## Exercise directions
Write every line of the items as a Markdown table with two columns, Row and Line, putting each line's number under Row and its text under Line. Skip blank lines and leave the pictures out.

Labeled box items
* * *

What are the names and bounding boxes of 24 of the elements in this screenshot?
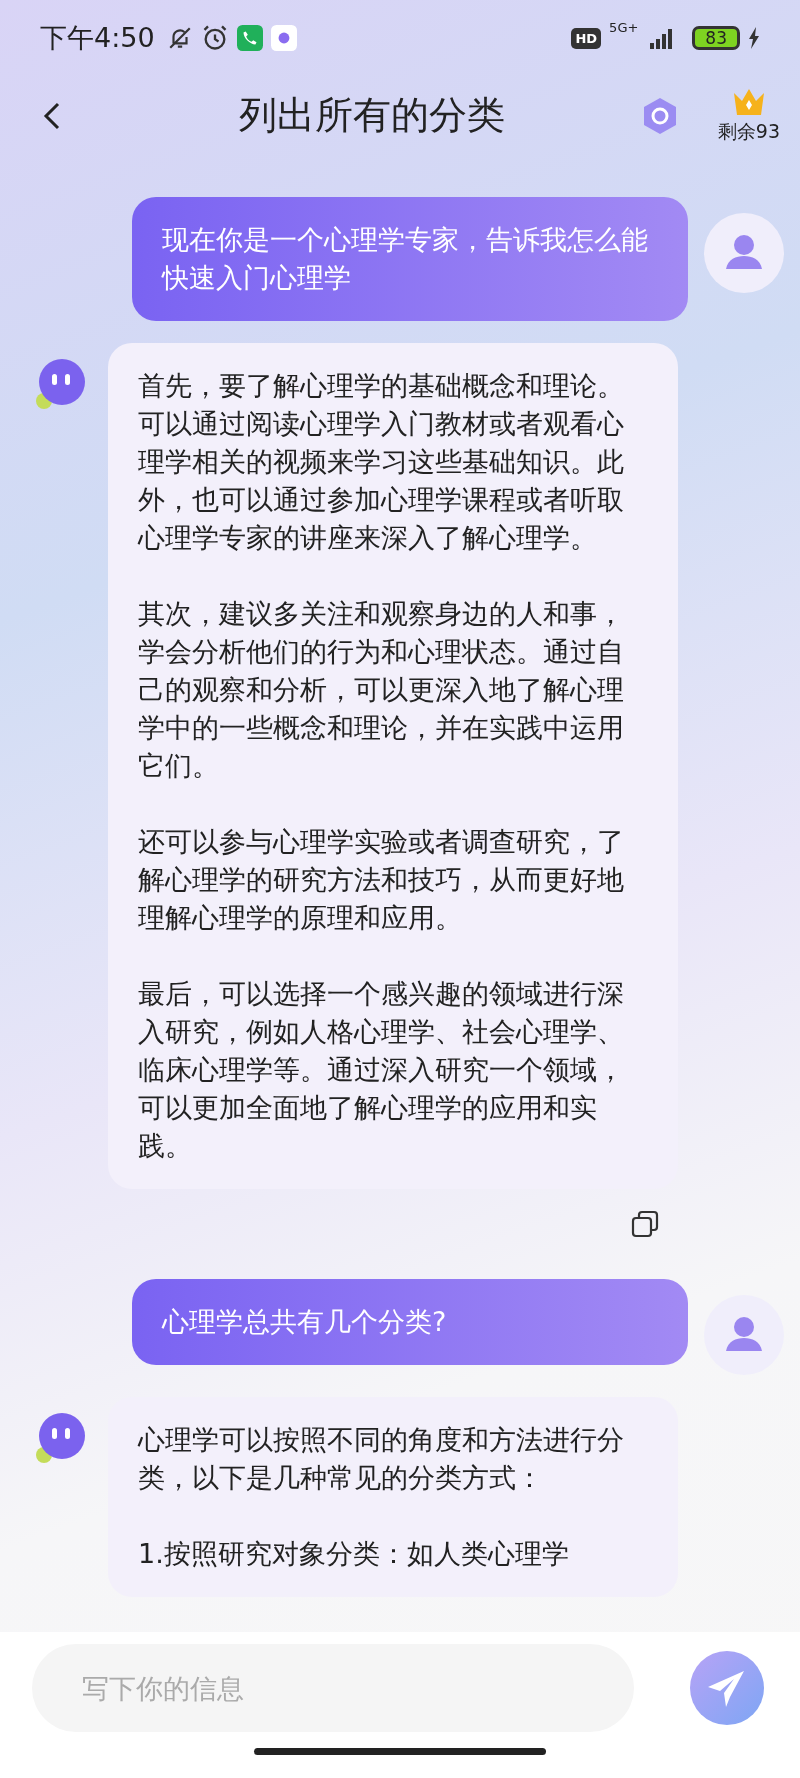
message-text: 首先，要了解心理学的基础概念和理论。可以通过阅读心理学入门教材或者观看心理学相关的视频来学习这些基础知识。此外，也可以通过参加心理学课程或者听取心理学专家的讲座来深入了解心理学。	[138, 369, 625, 555]
charging-icon	[748, 27, 760, 49]
user-avatar-icon	[704, 1295, 784, 1375]
message-input-field[interactable]: 写下你的信息	[32, 1644, 634, 1732]
message-text: 还可以参与心理学实验或者调查研究，了解心理学的研究方法和技巧，从而更好地理解心理学的原理和应用。	[138, 825, 625, 935]
message-text: 心理学总共有几个分类?	[162, 1305, 448, 1339]
network-label: 5G+	[609, 20, 639, 35]
status-time: 下午4:50	[40, 21, 155, 55]
copy-icon[interactable]	[630, 1209, 660, 1239]
page-title: 列出所有的分类	[237, 92, 506, 139]
phone-app-icon	[236, 25, 263, 51]
hd-badge: HD	[571, 27, 602, 49]
message-text: 其次，建议多关注和观察身边的人和事，学会分析他们的行为和心理状态。通过自己的观察和分析，可以更深入地了解心理学中的一些概念和理论，并在实践中运用它们。	[138, 597, 625, 783]
chat-app-icon	[270, 25, 297, 51]
remaining-count: 剩余93	[717, 118, 780, 144]
message-text: 现在你是一个心理学专家，告诉我怎么能快速入门心理学	[162, 223, 649, 295]
message-text: 1.按照研究对象分类：如人类心理学	[138, 1537, 570, 1571]
back-icon[interactable]	[42, 100, 62, 131]
send-button[interactable]	[690, 1651, 764, 1725]
hexagon-icon[interactable]	[641, 96, 678, 135]
message-text: 最后，可以选择一个感兴趣的领域进行深入研究，例如人格心理学、社会心理学、临床心理学等。通过深入研究一个领域，可以更加全面地了解心理学的应用和实践。	[138, 977, 625, 1163]
message-text: 心理学可以按照不同的角度和方法进行分类，以下是几种常见的分类方式：	[138, 1423, 625, 1495]
user-avatar-icon	[704, 213, 784, 293]
battery-indicator: 83	[692, 26, 740, 50]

* * *

## Correct output
| Row | Line |
|---|---|
| 1 | What are the names and bounding boxes of 24 of the elements in this screenshot? |
| 2 | message-text: 首先，要了解心理学的基础概念和理论。可以通过阅读心理学入门教材或者观看心理学相关的视频来学习这些基础知识。此外，也可以通过参加心理学课程或者听取心理学专家的讲座来深入了解心理学。	[138, 369, 625, 555] |
| 3 | charging-icon	[748, 27, 760, 49] |
| 4 | user-avatar-icon	[704, 1295, 784, 1375] |
| 5 | message-input-field[interactable]: 写下你的信息	[32, 1644, 634, 1732] |
| 6 | message-text: 还可以参与心理学实验或者调查研究，了解心理学的研究方法和技巧，从而更好地理解心理学的原理和应用。	[138, 825, 625, 935] |
| 7 | message-text: 心理学总共有几个分类?	[162, 1305, 448, 1339] |
| 8 | network-label: 5G+	[609, 20, 639, 35] |
| 9 | status-time: 下午4:50	[40, 21, 155, 55] |
| 10 | copy-icon[interactable]	[630, 1209, 660, 1239] |
| 11 | page-title: 列出所有的分类	[237, 92, 506, 139] |
| 12 | phone-app-icon	[236, 25, 263, 51] |
| 13 | hd-badge: HD	[571, 27, 602, 49] |
| 14 | message-text: 其次，建议多关注和观察身边的人和事，学会分析他们的行为和心理状态。通过自己的观察和分析，可以更深入地了解心理学中的一些概念和理论，并在实践中运用它们。	[138, 597, 625, 783] |
| 15 | chat-app-icon	[270, 25, 297, 51] |
| 16 | remaining-count: 剩余93	[717, 118, 780, 144] |
| 17 | message-text: 现在你是一个心理学专家，告诉我怎么能快速入门心理学	[162, 223, 649, 295] |
| 18 | message-text: 1.按照研究对象分类：如人类心理学	[138, 1537, 570, 1571] |
| 19 | back-icon[interactable]	[42, 100, 62, 131] |
| 20 | send-button[interactable]	[690, 1651, 764, 1725] |
| 21 | hexagon-icon[interactable]	[641, 96, 678, 135] |
| 22 | message-text: 最后，可以选择一个感兴趣的领域进行深入研究，例如人格心理学、社会心理学、临床心理学等。通过深入研究一个领域，可以更加全面地了解心理学的应用和实践。	[138, 977, 625, 1163] |
| 23 | message-text: 心理学可以按照不同的角度和方法进行分类，以下是几种常见的分类方式：	[138, 1423, 625, 1495] |
| 24 | user-avatar-icon	[704, 213, 784, 293] |
| 25 | battery-indicator: 83	[692, 26, 740, 50] |